* Start *
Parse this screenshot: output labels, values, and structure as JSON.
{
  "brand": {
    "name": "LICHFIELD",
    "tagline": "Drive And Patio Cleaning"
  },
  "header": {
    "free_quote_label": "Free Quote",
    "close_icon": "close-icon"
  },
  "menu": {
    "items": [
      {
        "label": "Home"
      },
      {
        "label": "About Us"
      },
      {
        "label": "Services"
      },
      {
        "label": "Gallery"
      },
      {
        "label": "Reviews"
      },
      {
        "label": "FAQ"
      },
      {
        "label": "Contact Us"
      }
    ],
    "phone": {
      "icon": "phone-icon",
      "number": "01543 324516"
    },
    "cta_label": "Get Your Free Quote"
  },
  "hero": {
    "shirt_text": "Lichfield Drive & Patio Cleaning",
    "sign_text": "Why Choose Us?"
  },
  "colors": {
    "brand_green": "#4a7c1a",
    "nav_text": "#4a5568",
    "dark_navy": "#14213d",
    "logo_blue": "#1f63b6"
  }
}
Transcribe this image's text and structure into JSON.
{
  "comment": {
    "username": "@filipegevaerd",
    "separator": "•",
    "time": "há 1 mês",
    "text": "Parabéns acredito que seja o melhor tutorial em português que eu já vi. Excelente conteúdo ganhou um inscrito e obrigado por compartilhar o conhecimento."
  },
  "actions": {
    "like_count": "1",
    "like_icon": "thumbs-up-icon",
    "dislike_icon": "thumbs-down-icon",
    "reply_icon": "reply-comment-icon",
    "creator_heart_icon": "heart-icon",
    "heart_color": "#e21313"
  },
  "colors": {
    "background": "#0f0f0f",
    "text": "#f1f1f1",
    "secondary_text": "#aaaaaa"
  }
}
* End *
_Exercise description:_
Print the complete listing again, exactly as it stands.

_Response below:_
Parse this screenshot: output labels, values, and structure as JSON.
{
  "brand": {
    "name": "LICHFIELD",
    "tagline": "Drive And Patio Cleaning"
  },
  "header": {
    "free_quote_label": "Free Quote",
    "close_icon": "close-icon"
  },
  "menu": {
    "items": [
      {
        "label": "Home"
      },
      {
        "label": "About Us"
      },
      {
        "label": "Services"
      },
      {
        "label": "Gallery"
      },
      {
        "label": "Reviews"
      },
      {
        "label": "FAQ"
      },
      {
        "label": "Contact Us"
      }
    ],
    "phone": {
      "icon": "phone-icon",
      "number": "01543 324516"
    },
    "cta_label": "Get Your Free Quote"
  },
  "hero": {
    "shirt_text": "Lichfield Drive & Patio Cleaning",
    "sign_text": "Why Choose Us?"
  },
  "colors": {
    "brand_green": "#4a7c1a",
    "nav_text": "#4a5568",
    "dark_navy": "#14213d",
    "logo_blue": "#1f63b6"
  }
}
Transcribe this image's text and structure into JSON.
{
  "comment": {
    "username": "@filipegevaerd",
    "separator": "•",
    "time": "há 1 mês",
    "text": "Parabéns acredito que seja o melhor tutorial em português que eu já vi. Excelente conteúdo ganhou um inscrito e obrigado por compartilhar o conhecimento."
  },
  "actions": {
    "like_count": "1",
    "like_icon": "thumbs-up-icon",
    "dislike_icon": "thumbs-down-icon",
    "reply_icon": "reply-comment-icon",
    "creator_heart_icon": "heart-icon",
    "heart_color": "#e21313"
  },
  "colors": {
    "background": "#0f0f0f",
    "text": "#f1f1f1",
    "secondary_text": "#aaaaaa"
  }
}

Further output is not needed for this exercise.